Entries taken from a collection
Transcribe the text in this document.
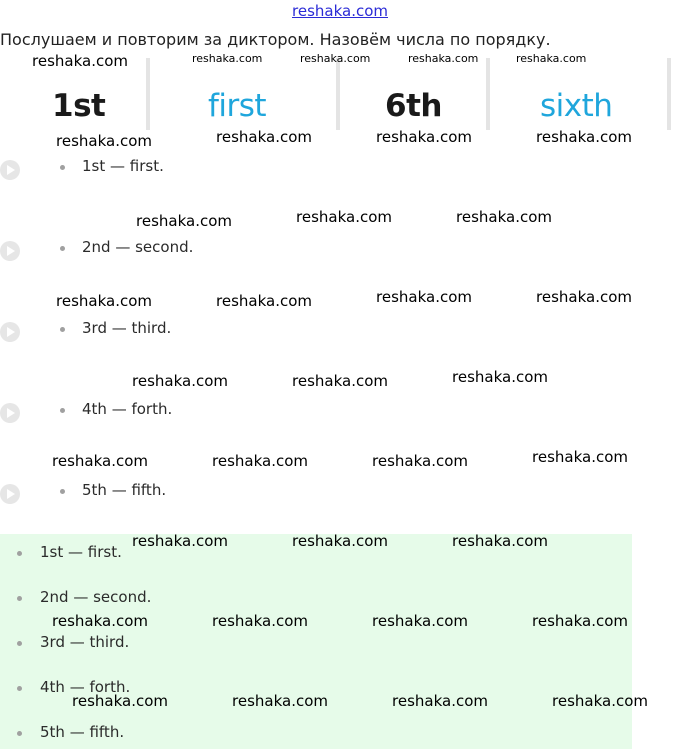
reshaka.com
Послушаем и повторим за диктором. Назовём числа по порядку.
1st	first	6th	sixth
1st — first.
2nd — second.
3rd — third.
4th — forth.
5th — fifth.
1st — first.
2nd — second.
3rd — third.
4th — forth.
5th — fifth.
reshaka.com	reshaka.com	reshaka.com	reshaka.com	reshaka.com
reshaka.com	reshaka.com	reshaka.com	reshaka.com
reshaka.com	reshaka.com	reshaka.com
reshaka.com	reshaka.com	reshaka.com	reshaka.com
reshaka.com	reshaka.com	reshaka.com
reshaka.com	reshaka.com	reshaka.com	reshaka.com
reshaka.com	reshaka.com	reshaka.com
reshaka.com	reshaka.com	reshaka.com	reshaka.com
reshaka.com	reshaka.com	reshaka.com	reshaka.com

▶ _The exercise_
Omit any images, then output the listing exactly.

▶ _Reply_
Transcribe the text in this document.
reshaka.com
Послушаем и повторим за диктором. Назовём числа по порядку.
1st	first	6th	sixth
1st — first.
2nd — second.
3rd — third.
4th — forth.
5th — fifth.
1st — first.
2nd — second.
3rd — third.
4th — forth.
5th — fifth.
reshaka.com	reshaka.com	reshaka.com	reshaka.com	reshaka.com
reshaka.com	reshaka.com	reshaka.com	reshaka.com
reshaka.com	reshaka.com	reshaka.com
reshaka.com	reshaka.com	reshaka.com	reshaka.com
reshaka.com	reshaka.com	reshaka.com
reshaka.com	reshaka.com	reshaka.com	reshaka.com
reshaka.com	reshaka.com	reshaka.com
reshaka.com	reshaka.com	reshaka.com	reshaka.com
reshaka.com	reshaka.com	reshaka.com	reshaka.com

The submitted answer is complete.